__Textauszug__
☆ ☆ ☆ ☆

Soll der schweizerische Emissionshandel mit dem europäischen verknüpft werden?
Das Kyoto-Protokoll machte den Handel mit Emissionsrechten zu einem wichtigen Pfeiler der Klimapolitik und etablierte mehrere Treibhausgasmärkte. Neben diesen Emissionsmärkten entstanden verschiedene nationale und regionale Emissionshandelssysteme, von denen das grösste jenes der Europäischen Union (EU) ist. Es ist das Hauptinstrument der EU zur Reduktion von Treibhausgasemissionen. Mit der Verknüpfung ihres Systems mit anderen Systemen strebt die EU einen globalen Emissionsmarkt an. Erst auf diese Weise lassen sich Wettbewerbsverzerrungen aufgrund verschiedener CO2-Preise vermeiden. Für die Schweiz stellt sich die Frage, ob sie ihr System mit jenem der EU verknüpfen soll. Der folgende Artikel befasst sich aus wirtschaftlicher Sicht mit dieser Frage.
Die Schweiz wird parallel zur CO2-Abgabe ebenfalls ein Emissionshandelssystem (EHS) einführen. Damit stellt sich die Frage, ob es sinnvoll wäre, das schweizerische System mit jenem der EU zu verknüpfen. Mit einer Verknüpfung wird der Handel mit Emissionsrechten über die Grenzen der beiden EHS möglich. Voraussetzung dazu ist, dass die Schweiz und die EU ihre Emissionsrechte gegenseitig als den eigenen gleichwertig anerkennen. In einer Studie wurde festgestellt, dass die technischen Hindernisse einer Verknüpfung überwindbar sind. Vgl. Ecoplan/Natsource (2006). Es stellt sich nun die Frage, welche wirtschaftlichen Auswirkungen eine Verknüpfung hat. Vgl. Aeppli (2007).

☆ ☆ ☆ ☆

__Extrahierte Daten__

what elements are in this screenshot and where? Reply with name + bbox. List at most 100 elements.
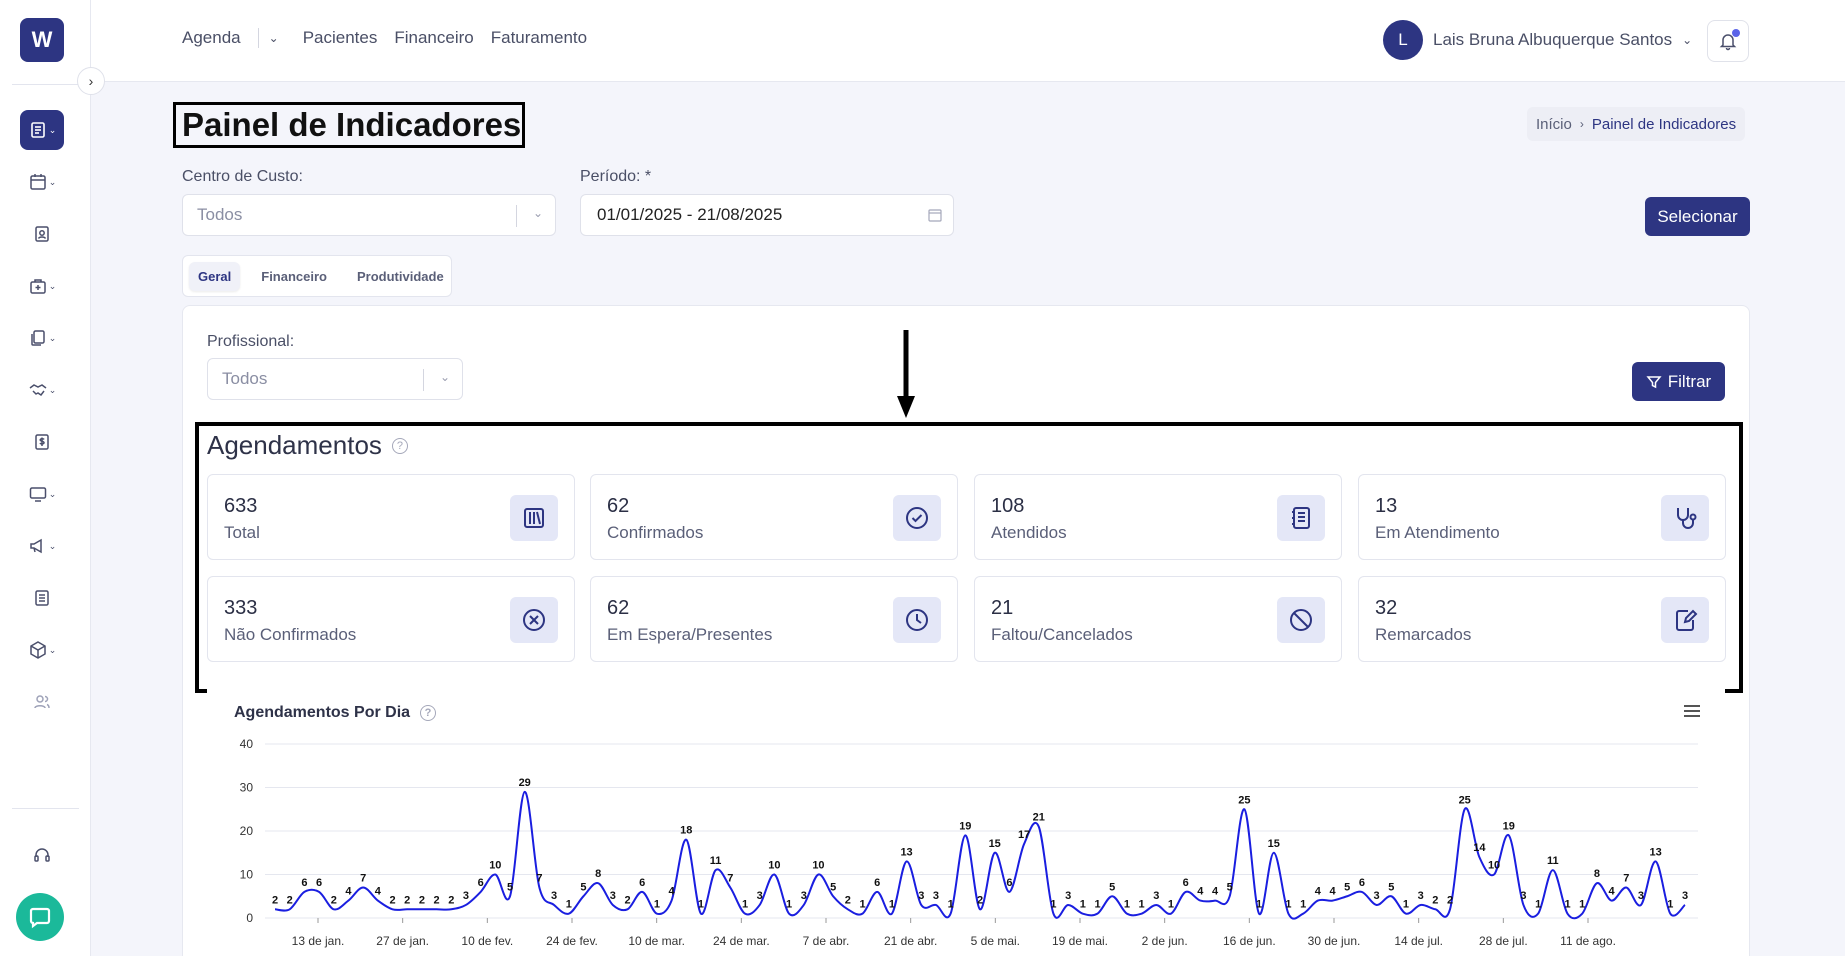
sidebar-item-users[interactable] [20, 682, 64, 722]
stat-value: 13 [1375, 495, 1398, 517]
centro-custo-select[interactable]: Todos ⌄ [182, 194, 556, 236]
data-label: 4 [1609, 886, 1616, 898]
data-label: 3 [933, 890, 939, 902]
selecionar-button[interactable]: Selecionar [1645, 197, 1750, 236]
x-tick-label: 16 de jun. [1223, 934, 1276, 948]
chart-title-text: Agendamentos Por Dia [234, 704, 411, 721]
data-label: 2 [845, 894, 851, 906]
data-label: 2 [1432, 894, 1438, 906]
stethoscope-icon [1661, 495, 1709, 541]
data-label: 1 [1564, 899, 1570, 911]
chevron-right-icon: › [88, 73, 94, 89]
chart-menu-icon[interactable] [1683, 703, 1701, 719]
profissional-label: Profissional: [207, 333, 295, 350]
data-label: 2 [419, 894, 425, 906]
sidebar-divider [12, 808, 79, 809]
data-label: 3 [1520, 890, 1526, 902]
data-label: 10 [812, 860, 824, 872]
y-tick-label: 20 [240, 824, 254, 838]
stat-label: Faltou/Cancelados [991, 625, 1133, 644]
data-label: 10 [489, 860, 501, 872]
data-label: 2 [624, 894, 630, 906]
filtrar-button[interactable]: Filtrar [1632, 362, 1725, 401]
sidebar-item-billing[interactable] [20, 422, 64, 462]
calendar-icon [29, 174, 46, 190]
tab-financeiro[interactable]: Financeiro [252, 262, 336, 291]
x-tick-label: 28 de jul. [1479, 934, 1528, 948]
data-label: 1 [948, 899, 954, 911]
data-label: 5 [507, 881, 513, 893]
nav-agenda[interactable]: Agenda [182, 28, 241, 48]
headset-icon [34, 848, 50, 862]
stat-label: Não Confirmados [224, 625, 357, 644]
tab-produtividade[interactable]: Produtividade [348, 262, 453, 291]
y-tick-label: 40 [240, 737, 254, 751]
data-label: 25 [1459, 794, 1471, 806]
tabs: Geral Financeiro Produtividade [182, 255, 452, 297]
data-label: 4 [1197, 886, 1204, 898]
sidebar-collapse-button[interactable]: › [77, 67, 105, 95]
sidebar-item-marketing[interactable]: ⌄ [20, 526, 64, 566]
notification-dot [1732, 29, 1740, 37]
data-label: 1 [1285, 899, 1291, 911]
stat-card-remarcados: 32 Remarcados [1358, 576, 1726, 662]
centro-custo-value: Todos [197, 205, 243, 224]
notifications-button[interactable] [1707, 20, 1749, 62]
stat-value: 62 [607, 495, 630, 517]
data-label: 3 [801, 890, 807, 902]
stat-label: Total [224, 523, 260, 542]
nav-financeiro[interactable]: Financeiro [394, 28, 473, 48]
stat-card-nao-confirmados: 333 Não Confirmados [207, 576, 575, 662]
chevron-down-icon: ⌄ [439, 370, 450, 384]
logo-letter: W [31, 27, 53, 52]
sidebar-item-inventory[interactable]: ⌄ [20, 630, 64, 670]
sidebar-item-documents[interactable]: ⌄ [20, 318, 64, 358]
chat-button[interactable] [16, 893, 64, 941]
breadcrumb-home[interactable]: Início [1536, 116, 1572, 133]
chevron-down-icon[interactable]: ⌄ [269, 31, 279, 45]
sidebar-item-medical[interactable]: ⌄ [20, 266, 64, 306]
nav-pacientes[interactable]: Pacientes [303, 28, 378, 48]
data-label: 1 [1094, 899, 1100, 911]
page-title: Painel de Indicadores [173, 102, 525, 148]
y-tick-label: 0 [246, 911, 253, 925]
stat-value: 108 [991, 495, 1025, 517]
data-label: 2 [1447, 894, 1453, 906]
sidebar-item-dashboard[interactable]: ⌄ [20, 110, 64, 150]
data-label: 6 [1006, 877, 1012, 889]
x-tick-label: 24 de mar. [713, 934, 770, 948]
users-icon [34, 695, 50, 709]
sidebar-item-monitor[interactable]: ⌄ [20, 474, 64, 514]
user-menu[interactable]: L Lais Bruna Albuquerque Santos ⌄ [1383, 20, 1692, 60]
nav-faturamento[interactable]: Faturamento [491, 28, 587, 48]
stat-label: Remarcados [1375, 625, 1472, 644]
data-label: 1 [1256, 899, 1262, 911]
filtrar-label: Filtrar [1667, 371, 1712, 391]
sidebar-item-reports[interactable] [20, 578, 64, 618]
data-label: 1 [698, 899, 704, 911]
help-icon[interactable]: ? [391, 437, 408, 454]
help-icon[interactable]: ? [420, 705, 437, 721]
profissional-select[interactable]: Todos ⌄ [207, 358, 463, 400]
data-label: 3 [1418, 890, 1424, 902]
data-label: 4 [1329, 886, 1336, 898]
sidebar-item-calendar[interactable]: ⌄ [20, 162, 64, 202]
sidebar-item-support[interactable] [20, 835, 64, 875]
tab-geral[interactable]: Geral [189, 261, 241, 291]
data-label: 1 [1168, 899, 1174, 911]
chevron-down-icon: ⌄ [48, 176, 57, 187]
section-title: Agendamentos ? [207, 430, 408, 461]
periodo-input[interactable]: 01/01/2025 - 21/08/2025 [580, 194, 954, 236]
chevron-down-icon: ⌄ [48, 124, 57, 135]
x-tick-label: 10 de mar. [628, 934, 685, 948]
section-title-text: Agendamentos [207, 430, 382, 460]
ban-icon [1277, 597, 1325, 643]
data-label: 8 [1594, 868, 1600, 880]
x-tick-label: 24 de fev. [546, 934, 598, 948]
sidebar-item-handshake[interactable]: ⌄ [20, 370, 64, 410]
app-logo[interactable]: W [20, 18, 64, 62]
data-label: 1 [1139, 899, 1145, 911]
sidebar-item-patient[interactable] [20, 214, 64, 254]
stat-card-total: 633 Total [207, 474, 575, 560]
avatar: L [1383, 20, 1423, 60]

☆ ☆ ☆ ☆

__Arbeitsaufträge__
(a) Schreiben Sie aus dem Textauszug zum Emissionshandel den Abschnitt ab, beginnend bei „Soll der schweizerische“ und endend bei „mit dieser Frage.“.
(b) Entnehmen Sie den Zeilen unverändert den Bereich, der mit der Zeile beginnt, die „sidebar-item-users[interactable] [20, 682, 64, 722]“ enthält, und mit der Zeile endet, die „262, 453, 291]“ enthält, beide eingeschlossen.
Textauszug und Zeilen sind voneinander unabhängig.

__Lösungen__
(a)
Soll der schweizerische Emissionshandel mit dem europäischen verknüpft werden?
Das Kyoto-Protokoll machte den Handel mit Emissionsrechten zu einem wichtigen Pfeiler der Klimapolitik und etablierte mehrere Treibhausgasmärkte. Neben diesen Emissionsmärkten entstanden verschiedene nationale und regionale Emissionshandelssysteme, von denen das grösste jenes der Europäischen Union (EU) ist. Es ist das Hauptinstrument der EU zur Reduktion von Treibhausgasemissionen. Mit der Verknüpfung ihres Systems mit anderen Systemen strebt die EU einen globalen Emissionsmarkt an. Erst auf diese Weise lassen sich Wettbewerbsverzerrungen aufgrund verschiedener CO2-Preise vermeiden. Für die Schweiz stellt sich die Frage, ob sie ihr System mit jenem der EU verknüpfen soll. Der folgende Artikel befasst sich aus wirtschaftlicher Sicht mit dieser Frage.

(b)
sidebar-item-users[interactable] [20, 682, 64, 722]
stat-value: 13 [1375, 495, 1398, 517]
centro-custo-select[interactable]: Todos ⌄ [182, 194, 556, 236]
data-label: 4 [1609, 886, 1616, 898]
data-label: 3 [933, 890, 939, 902]
selecionar-button[interactable]: Selecionar [1645, 197, 1750, 236]
x-tick-label: 16 de jun. [1223, 934, 1276, 948]
chart-title-text: Agendamentos Por Dia [234, 704, 411, 721]
data-label: 2 [845, 894, 851, 906]
data-label: 2 [1432, 894, 1438, 906]
stethoscope-icon [1661, 495, 1709, 541]
data-label: 1 [1564, 899, 1570, 911]
chevron-right-icon: › [88, 73, 94, 89]
chart-menu-icon[interactable] [1683, 703, 1701, 719]
profissional-label: Profissional: [207, 333, 295, 350]
data-label: 2 [419, 894, 425, 906]
sidebar-divider [12, 808, 79, 809]
data-label: 3 [1520, 890, 1526, 902]
data-label: 10 [812, 860, 824, 872]
y-tick-label: 20 [240, 824, 254, 838]
stat-label: Faltou/Cancelados [991, 625, 1133, 644]
data-label: 10 [489, 860, 501, 872]
data-label: 2 [624, 894, 630, 906]
filtrar-button[interactable]: Filtrar [1632, 362, 1725, 401]
sidebar-item-billing[interactable] [20, 422, 64, 462]
calendar-icon [29, 174, 46, 190]
tab-financeiro[interactable]: Financeiro [252, 262, 336, 291]
x-tick-label: 28 de jul. [1479, 934, 1528, 948]
data-label: 1 [948, 899, 954, 911]
data-label: 5 [507, 881, 513, 893]
nav-agenda[interactable]: Agenda [182, 28, 241, 48]
headset-icon [34, 848, 50, 862]
stat-label: Não Confirmados [224, 625, 357, 644]
tab-produtividade[interactable]: Produtividade [348, 262, 453, 291]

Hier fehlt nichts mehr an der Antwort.